### Work required
Check each line below for the word "content", and copy those that have it.

### Records to process
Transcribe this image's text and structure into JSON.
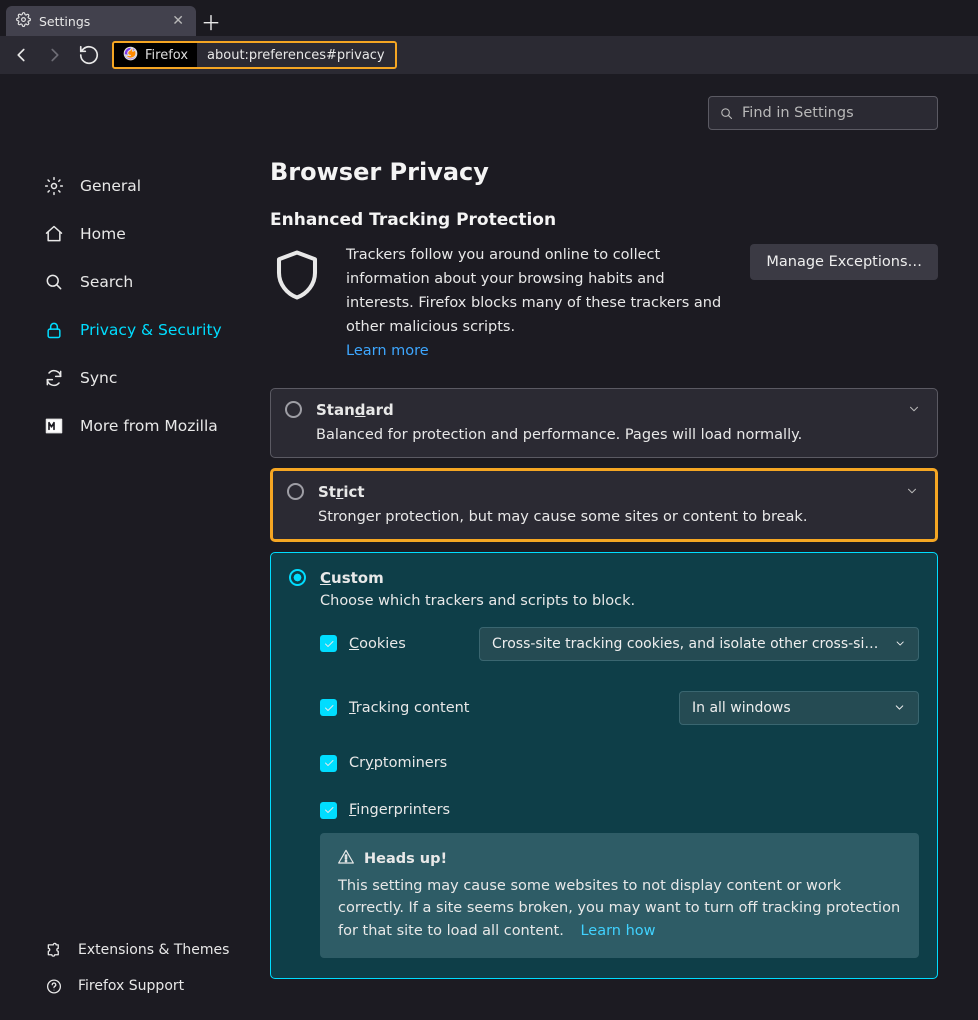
{
  "tab": {
    "title": "Settings"
  },
  "url": {
    "chip": "Firefox",
    "path": "about:preferences#privacy"
  },
  "search": {
    "placeholder": "Find in Settings"
  },
  "sidebar": {
    "items": [
      {
        "label": "General"
      },
      {
        "label": "Home"
      },
      {
        "label": "Search"
      },
      {
        "label": "Privacy & Security"
      },
      {
        "label": "Sync"
      },
      {
        "label": "More from Mozilla"
      }
    ],
    "footer": [
      {
        "label": "Extensions & Themes"
      },
      {
        "label": "Firefox Support"
      }
    ]
  },
  "page_title": "Browser Privacy",
  "section_title": "Enhanced Tracking Protection",
  "intro_text": "Trackers follow you around online to collect information about your browsing habits and interests. Firefox blocks many of these trackers and other malicious scripts.",
  "learn_more": "Learn more",
  "manage_exceptions": "Manage Exceptions…",
  "options": {
    "standard": {
      "title_pre": "Stan",
      "title_u": "d",
      "title_post": "ard",
      "desc": "Balanced for protection and performance. Pages will load normally."
    },
    "strict": {
      "title_pre": "St",
      "title_u": "r",
      "title_post": "ict",
      "desc": "Stronger protection, but may cause some sites or content to break."
    },
    "custom": {
      "title_u": "C",
      "title_post": "ustom",
      "desc": "Choose which trackers and scripts to block."
    }
  },
  "custom": {
    "cookies": {
      "label_u": "C",
      "label_post": "ookies",
      "select": "Cross-site tracking cookies, and isolate other cross-site c…"
    },
    "tracking": {
      "label_u": "T",
      "label_post": "racking content",
      "select": "In all windows"
    },
    "crypto": {
      "label_pre": "Cr",
      "label_u": "y",
      "label_post": "ptominers"
    },
    "finger": {
      "label_u": "F",
      "label_post": "ingerprinters"
    }
  },
  "info": {
    "heading": "Heads up!",
    "body": "This setting may cause some websites to not display content or work correctly. If a site seems broken, you may want to turn off tracking protection for that site to load all content.",
    "link": "Learn how"
  }
}
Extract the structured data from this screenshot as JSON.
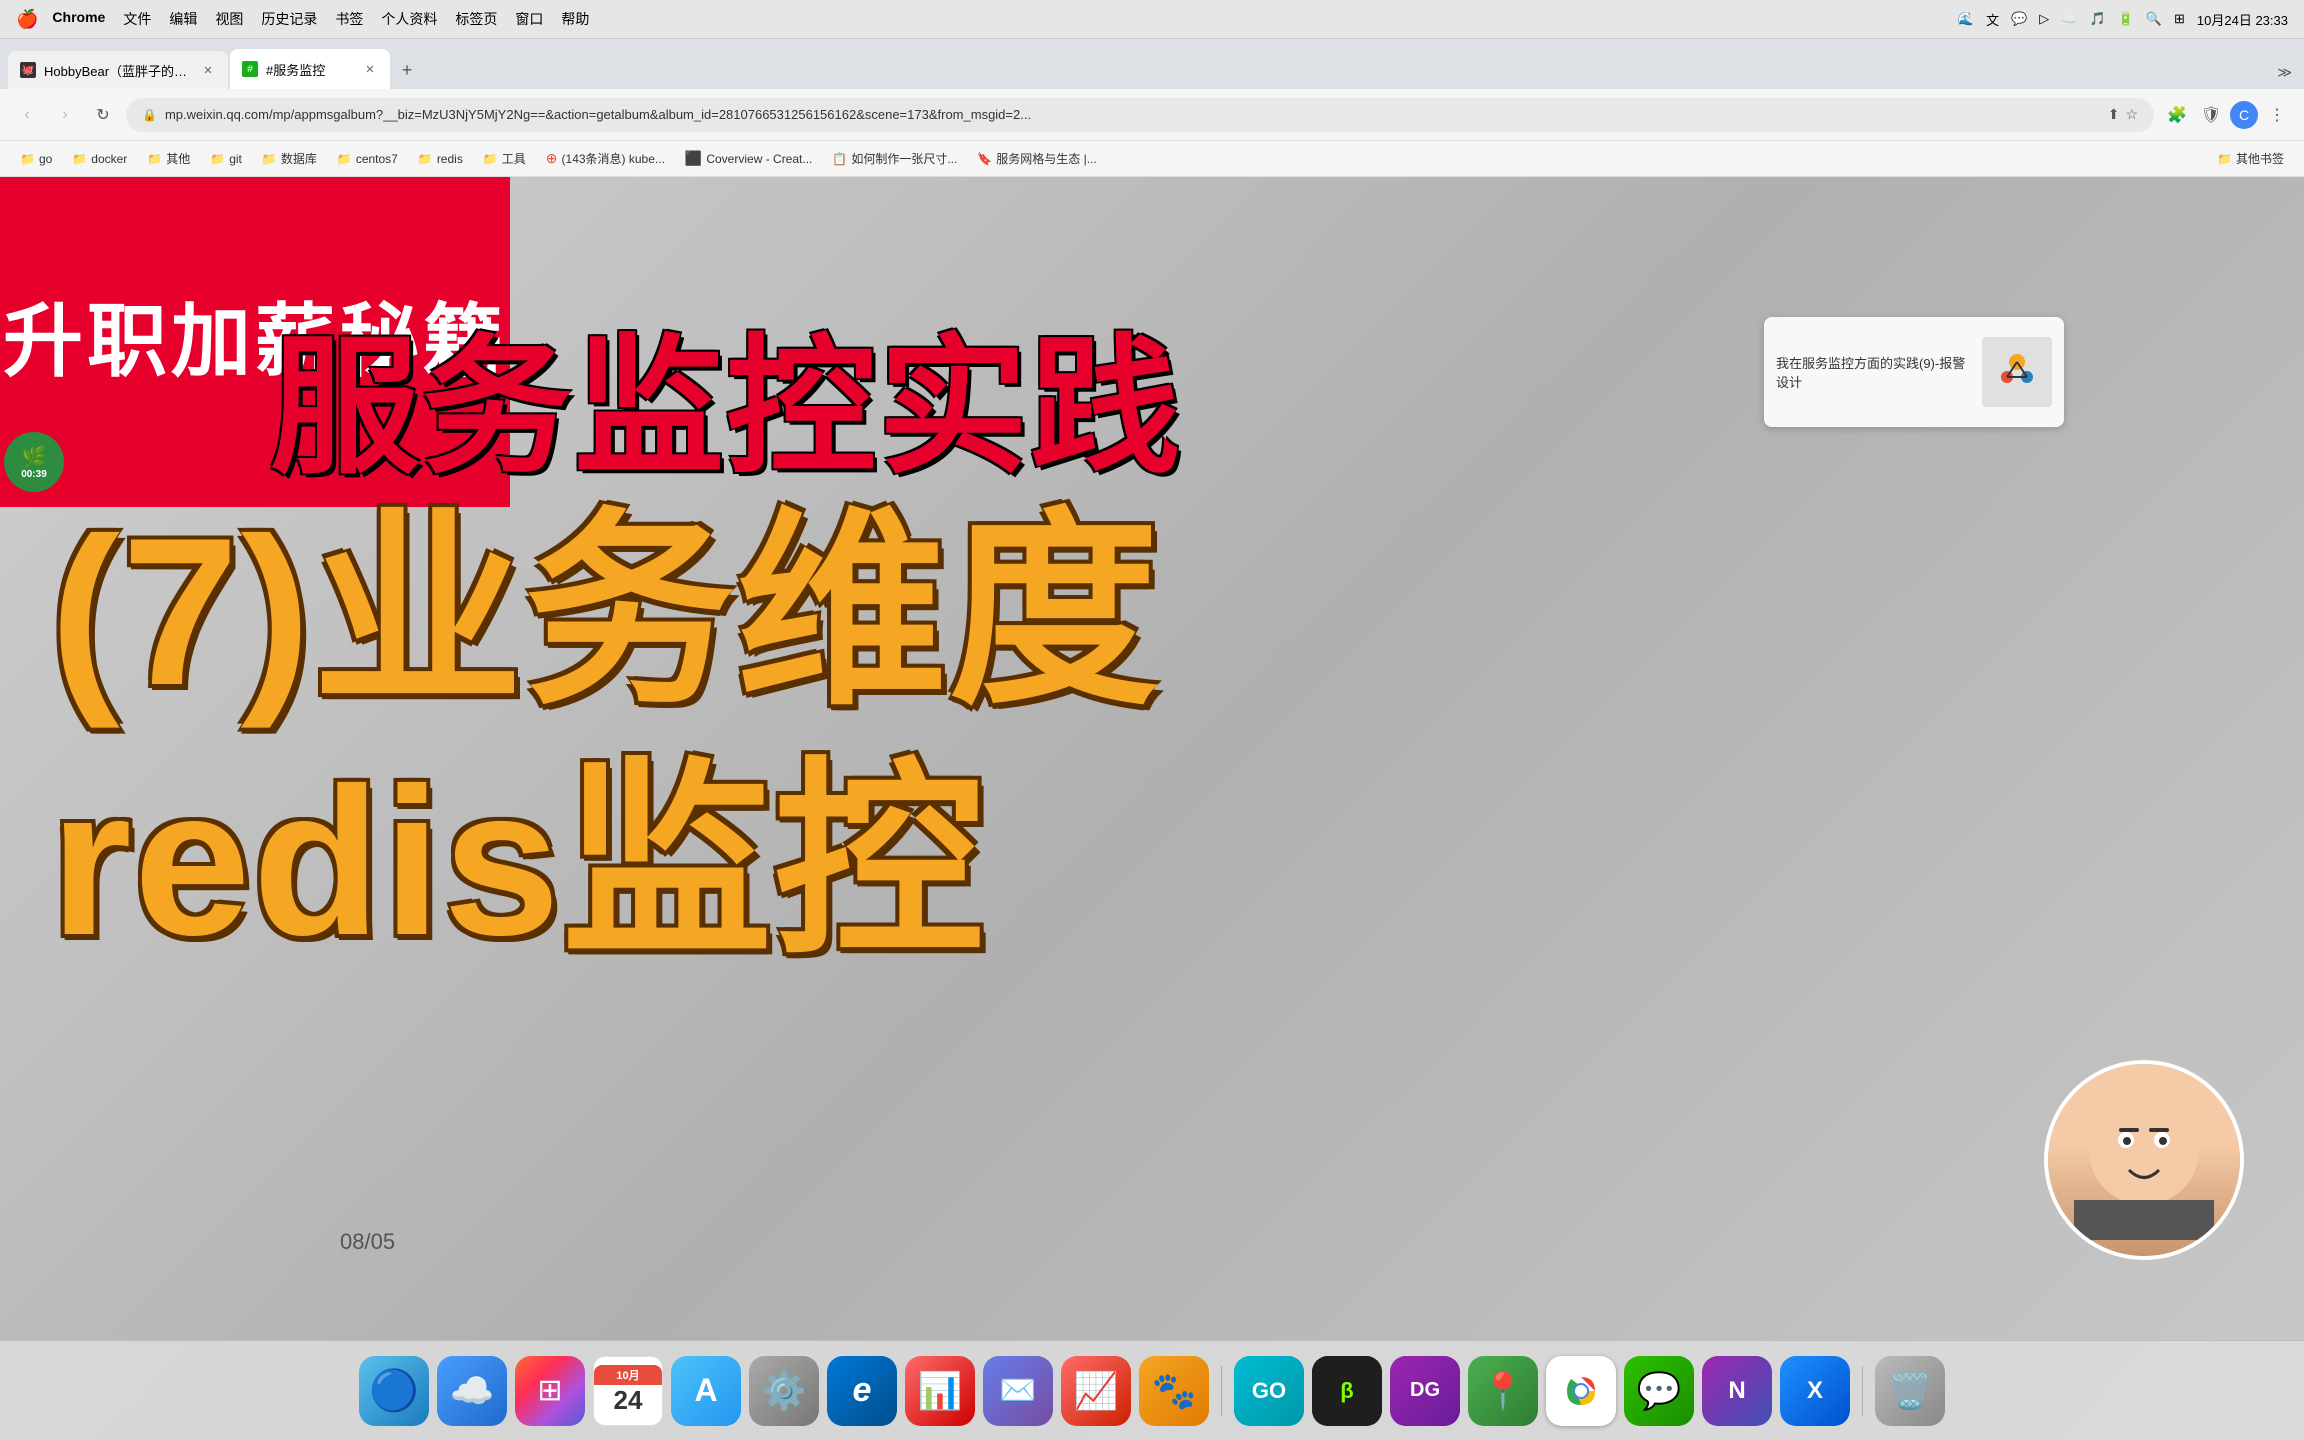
{
  "menubar": {
    "apple": "🍎",
    "app_name": "Chrome",
    "menu_items": [
      "文件",
      "编辑",
      "视图",
      "历史记录",
      "书签",
      "个人资料",
      "标签页",
      "窗口",
      "帮助"
    ],
    "time": "10月24日  23:33"
  },
  "tabs": [
    {
      "id": "tab1",
      "title": "HobbyBear（蓝胖子的编程梦）",
      "favicon_color": "#333",
      "active": false
    },
    {
      "id": "tab2",
      "title": "#服务监控",
      "favicon_color": "#1aad19",
      "active": true
    }
  ],
  "address_bar": {
    "url": "mp.weixin.qq.com/mp/appmsgalbum?__biz=MzU3NjY5MjY2Ng==&action=getalbum&album_id=2810766531256156162&scene=173&from_msgid=2...",
    "lock_icon": "🔒"
  },
  "bookmarks": [
    {
      "label": "go",
      "icon": "📁"
    },
    {
      "label": "docker",
      "icon": "📁"
    },
    {
      "label": "其他",
      "icon": "📁"
    },
    {
      "label": "git",
      "icon": "📁"
    },
    {
      "label": "数据库",
      "icon": "📁"
    },
    {
      "label": "centos7",
      "icon": "📁"
    },
    {
      "label": "redis",
      "icon": "📁"
    },
    {
      "label": "工具",
      "icon": "📁"
    },
    {
      "label": "(143条消息) kube...",
      "icon": "⭕"
    },
    {
      "label": "Coverview - Creat...",
      "icon": "🔵"
    },
    {
      "label": "如何制作一张尺寸...",
      "icon": "📋"
    },
    {
      "label": "服务网格与生态 |...",
      "icon": "🔖"
    },
    {
      "label": "其他书签",
      "icon": "📁"
    }
  ],
  "video": {
    "red_banner_text": "升职加薪秘籍",
    "title_service": "服务监控实践",
    "title_business": "(7)业务维度",
    "title_redis": "redis监控",
    "timer": "00:39",
    "article_title": "我在服务监控方面的实践(9)-报警设计",
    "date_stamp": "08/05"
  },
  "dock": {
    "items": [
      {
        "name": "finder",
        "label": "Finder",
        "emoji": "🔵",
        "css_class": "dock-finder"
      },
      {
        "name": "worktile",
        "label": "Worktile",
        "emoji": "☁️",
        "css_class": "dock-worktile"
      },
      {
        "name": "launchpad",
        "label": "Launchpad",
        "emoji": "⊞",
        "css_class": "dock-launchpad"
      },
      {
        "name": "calendar",
        "label": "日历",
        "emoji": "24",
        "css_class": "dock-calendar"
      },
      {
        "name": "appstore",
        "label": "App Store",
        "emoji": "A",
        "css_class": "dock-appstore"
      },
      {
        "name": "settings",
        "label": "系统偏好设置",
        "emoji": "⚙️",
        "css_class": "dock-settings"
      },
      {
        "name": "edge",
        "label": "Edge",
        "emoji": "e",
        "css_class": "dock-edge"
      },
      {
        "name": "keynote",
        "label": "Keynote",
        "emoji": "📊",
        "css_class": "dock-keynote"
      },
      {
        "name": "airmail",
        "label": "Airmail",
        "emoji": "✉️",
        "css_class": "dock-airmail"
      },
      {
        "name": "activity",
        "label": "活动监视器",
        "emoji": "📈",
        "css_class": "dock-activity"
      },
      {
        "name": "paw",
        "label": "Paw",
        "emoji": "🐾",
        "css_class": "dock-paw"
      },
      {
        "name": "goland",
        "label": "GoLand",
        "emoji": "GO",
        "css_class": "dock-goland"
      },
      {
        "name": "markdown",
        "label": "Markdown",
        "emoji": "M",
        "css_class": "dock-markdown"
      },
      {
        "name": "datagrip",
        "label": "DataGrip",
        "emoji": "DG",
        "css_class": "dock-datagrip"
      },
      {
        "name": "maps",
        "label": "地图",
        "emoji": "📍",
        "css_class": "dock-maps"
      },
      {
        "name": "chrome",
        "label": "Google Chrome",
        "emoji": "🌐",
        "css_class": "dock-chrome"
      },
      {
        "name": "wechat",
        "label": "微信",
        "emoji": "💬",
        "css_class": "dock-wechat"
      },
      {
        "name": "notchmeister",
        "label": "Notchmeister",
        "emoji": "N",
        "css_class": "dock-notchmeister"
      },
      {
        "name": "xcode",
        "label": "Xcode",
        "emoji": "X",
        "css_class": "dock-xcode"
      },
      {
        "name": "trash",
        "label": "废纸篓",
        "emoji": "🗑️",
        "css_class": "dock-trash"
      }
    ]
  }
}
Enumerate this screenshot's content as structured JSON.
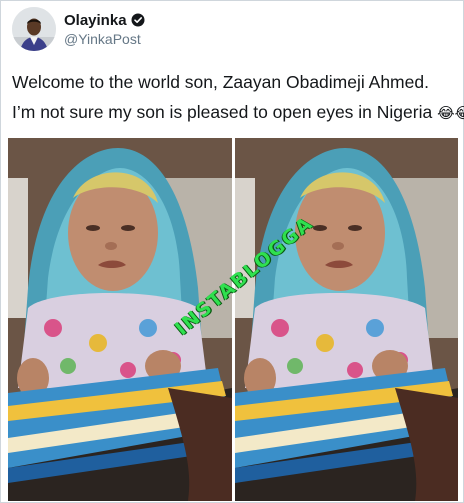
{
  "tweet": {
    "display_name": "Olayinka",
    "handle": "@YinkaPost",
    "verified": true,
    "avatar_icon": "profile-avatar",
    "verified_icon": "verified-badge-icon",
    "lines": [
      "Welcome to the world son, Zaayan Obadimeji Ahmed.",
      "I’m not sure my son is pleased to open eyes in Nigeria"
    ],
    "emoji": "😂😂"
  },
  "media": {
    "photos": [
      "left-baby-photo",
      "right-baby-photo"
    ],
    "watermark_text": "INSTABLOGGA",
    "watermark_color": "#2fe04f"
  }
}
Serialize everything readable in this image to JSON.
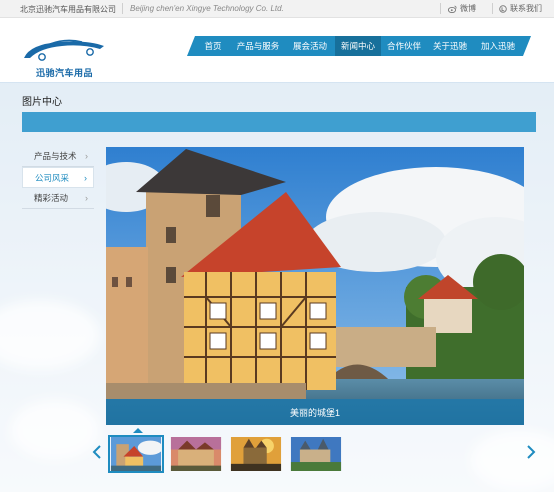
{
  "topbar": {
    "company_cn": "北京迅驰汽车用品有限公司",
    "company_en": "Beijing chen'en Xingye Technology Co. Ltd.",
    "weibo": "微博",
    "contact": "联系我们"
  },
  "logo": {
    "text": "迅驰汽车用品"
  },
  "nav": {
    "items": [
      {
        "label": "首页",
        "active": false
      },
      {
        "label": "产品与服务",
        "active": false
      },
      {
        "label": "展会活动",
        "active": false
      },
      {
        "label": "新闻中心",
        "active": true
      },
      {
        "label": "合作伙伴",
        "active": false
      },
      {
        "label": "关于迅驰",
        "active": false
      },
      {
        "label": "加入迅驰",
        "active": false
      }
    ]
  },
  "page": {
    "title": "图片中心"
  },
  "sidebar": {
    "items": [
      {
        "label": "产品与技术",
        "active": false
      },
      {
        "label": "公司风采",
        "active": true
      },
      {
        "label": "精彩活动",
        "active": false
      }
    ]
  },
  "gallery": {
    "caption": "美丽的城堡1",
    "thumbnail_count": 4,
    "selected_index": 0
  },
  "colors": {
    "accent": "#1f8cc0",
    "accent_dark": "#17709b",
    "title_bar": "#3f9fd0"
  }
}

### Answer to the task
      "desc": "Stronger protection, but may cause some sites or content to break."
      "label_post": "racking content",
    "body": "This setting may cause some websites to not display content or work correctly. If a site seems broken, you may want to turn off tracking protection for that site to load all content.",
Enumerate this screenshot's content as structured JSON.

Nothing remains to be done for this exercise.